_Given task_
Go through the material below and copy each line where the word "informed" appears.

_Input material_

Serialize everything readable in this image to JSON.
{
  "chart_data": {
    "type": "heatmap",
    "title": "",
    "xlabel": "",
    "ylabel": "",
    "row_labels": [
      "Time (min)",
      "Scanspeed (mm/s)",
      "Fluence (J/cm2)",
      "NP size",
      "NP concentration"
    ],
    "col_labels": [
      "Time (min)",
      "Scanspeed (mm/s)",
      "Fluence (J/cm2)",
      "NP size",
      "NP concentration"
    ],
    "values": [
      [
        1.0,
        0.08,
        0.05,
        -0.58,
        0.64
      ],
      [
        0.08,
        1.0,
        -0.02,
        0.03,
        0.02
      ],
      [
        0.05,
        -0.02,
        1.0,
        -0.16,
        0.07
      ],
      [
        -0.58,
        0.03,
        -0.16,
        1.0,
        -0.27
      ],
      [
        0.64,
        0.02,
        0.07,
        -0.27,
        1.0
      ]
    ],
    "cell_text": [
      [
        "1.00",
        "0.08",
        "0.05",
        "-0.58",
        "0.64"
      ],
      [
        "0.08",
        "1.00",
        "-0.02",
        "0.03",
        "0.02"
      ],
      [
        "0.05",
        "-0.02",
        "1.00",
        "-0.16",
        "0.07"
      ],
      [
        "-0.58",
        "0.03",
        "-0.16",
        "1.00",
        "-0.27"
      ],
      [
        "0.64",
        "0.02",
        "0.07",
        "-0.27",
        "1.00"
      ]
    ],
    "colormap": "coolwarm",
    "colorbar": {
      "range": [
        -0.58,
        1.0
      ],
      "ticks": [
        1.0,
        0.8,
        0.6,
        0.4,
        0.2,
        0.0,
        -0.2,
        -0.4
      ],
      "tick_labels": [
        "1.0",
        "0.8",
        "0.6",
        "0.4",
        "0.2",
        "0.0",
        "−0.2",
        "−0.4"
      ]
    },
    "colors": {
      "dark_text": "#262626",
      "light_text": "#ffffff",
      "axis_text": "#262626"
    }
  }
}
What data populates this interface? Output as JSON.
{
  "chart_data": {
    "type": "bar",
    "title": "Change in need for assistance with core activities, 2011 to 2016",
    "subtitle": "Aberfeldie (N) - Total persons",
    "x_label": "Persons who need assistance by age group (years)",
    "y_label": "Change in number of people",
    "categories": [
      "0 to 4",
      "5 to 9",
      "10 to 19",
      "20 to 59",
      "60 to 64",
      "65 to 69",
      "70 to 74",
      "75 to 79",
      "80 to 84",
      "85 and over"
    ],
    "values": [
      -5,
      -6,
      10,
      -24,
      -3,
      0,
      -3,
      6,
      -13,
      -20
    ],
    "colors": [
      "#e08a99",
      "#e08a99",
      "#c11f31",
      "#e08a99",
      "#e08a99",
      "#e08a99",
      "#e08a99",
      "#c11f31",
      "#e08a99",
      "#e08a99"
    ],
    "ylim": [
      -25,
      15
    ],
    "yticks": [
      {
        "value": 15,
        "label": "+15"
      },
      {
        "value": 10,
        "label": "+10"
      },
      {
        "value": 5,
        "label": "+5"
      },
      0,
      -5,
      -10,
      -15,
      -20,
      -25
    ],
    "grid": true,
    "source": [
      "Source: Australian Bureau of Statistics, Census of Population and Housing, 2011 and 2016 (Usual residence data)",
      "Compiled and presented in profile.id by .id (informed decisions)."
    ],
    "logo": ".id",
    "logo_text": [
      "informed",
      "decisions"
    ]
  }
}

_Task response_
      "Compiled and presented in profile.id by .id (informed decisions)."
      "informed",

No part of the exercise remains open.